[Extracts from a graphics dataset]

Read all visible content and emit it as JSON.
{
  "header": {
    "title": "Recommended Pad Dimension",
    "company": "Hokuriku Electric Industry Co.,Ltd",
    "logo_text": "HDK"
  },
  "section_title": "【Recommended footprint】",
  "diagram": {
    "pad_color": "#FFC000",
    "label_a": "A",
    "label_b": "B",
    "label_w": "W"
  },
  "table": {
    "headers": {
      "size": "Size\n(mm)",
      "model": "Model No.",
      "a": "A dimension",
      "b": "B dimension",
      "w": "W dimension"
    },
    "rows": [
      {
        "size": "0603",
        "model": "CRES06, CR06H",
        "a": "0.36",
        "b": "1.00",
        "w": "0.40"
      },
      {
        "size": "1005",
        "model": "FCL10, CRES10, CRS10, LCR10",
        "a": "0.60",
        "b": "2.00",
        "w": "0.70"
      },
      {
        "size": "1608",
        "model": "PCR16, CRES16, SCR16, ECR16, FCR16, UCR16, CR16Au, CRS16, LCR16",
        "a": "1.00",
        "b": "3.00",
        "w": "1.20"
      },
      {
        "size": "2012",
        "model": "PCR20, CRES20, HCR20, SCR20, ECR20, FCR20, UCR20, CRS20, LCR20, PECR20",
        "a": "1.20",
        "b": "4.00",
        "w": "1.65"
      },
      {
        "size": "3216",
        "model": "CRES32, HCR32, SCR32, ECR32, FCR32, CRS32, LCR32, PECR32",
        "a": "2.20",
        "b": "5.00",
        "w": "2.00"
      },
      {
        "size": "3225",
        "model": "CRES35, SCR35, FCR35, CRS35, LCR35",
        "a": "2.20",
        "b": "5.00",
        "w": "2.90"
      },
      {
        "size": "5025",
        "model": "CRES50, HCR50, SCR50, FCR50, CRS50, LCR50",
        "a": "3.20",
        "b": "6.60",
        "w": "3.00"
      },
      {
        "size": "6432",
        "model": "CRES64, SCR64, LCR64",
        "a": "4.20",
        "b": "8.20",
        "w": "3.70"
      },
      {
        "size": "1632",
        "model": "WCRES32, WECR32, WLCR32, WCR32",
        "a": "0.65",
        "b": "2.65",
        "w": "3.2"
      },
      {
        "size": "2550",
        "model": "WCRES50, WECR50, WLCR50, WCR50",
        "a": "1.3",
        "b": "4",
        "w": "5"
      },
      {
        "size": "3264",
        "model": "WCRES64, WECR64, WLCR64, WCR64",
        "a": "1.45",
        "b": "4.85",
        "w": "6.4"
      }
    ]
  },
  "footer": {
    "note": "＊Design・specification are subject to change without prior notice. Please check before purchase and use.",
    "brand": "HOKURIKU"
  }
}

> [Written task] Which lines in the data above contain "model"? Show each one.

> [Task solution]
      "model": "Model No.",
        "model": "CRES06, CR06H",
        "model": "FCL10, CRES10, CRS10, LCR10",
        "model": "PCR16, CRES16, SCR16, ECR16, FCR16, UCR16, CR16Au, CRS16, LCR16",
        "model": "PCR20, CRES20, HCR20, SCR20, ECR20, FCR20, UCR20, CRS20, LCR20, PECR20",
        "model": "CRES32, HCR32, SCR32, ECR32, FCR32, CRS32, LCR32, PECR32",
        "model": "CRES35, SCR35, FCR35, CRS35, LCR35",
        "model": "CRES50, HCR50, SCR50, FCR50, CRS50, LCR50",
        "model": "CRES64, SCR64, LCR64",
        "model": "WCRES32, WECR32, WLCR32, WCR32",
        "model": "WCRES50, WECR50, WLCR50, WCR50",
        "model": "WCRES64, WECR64, WLCR64, WCR64",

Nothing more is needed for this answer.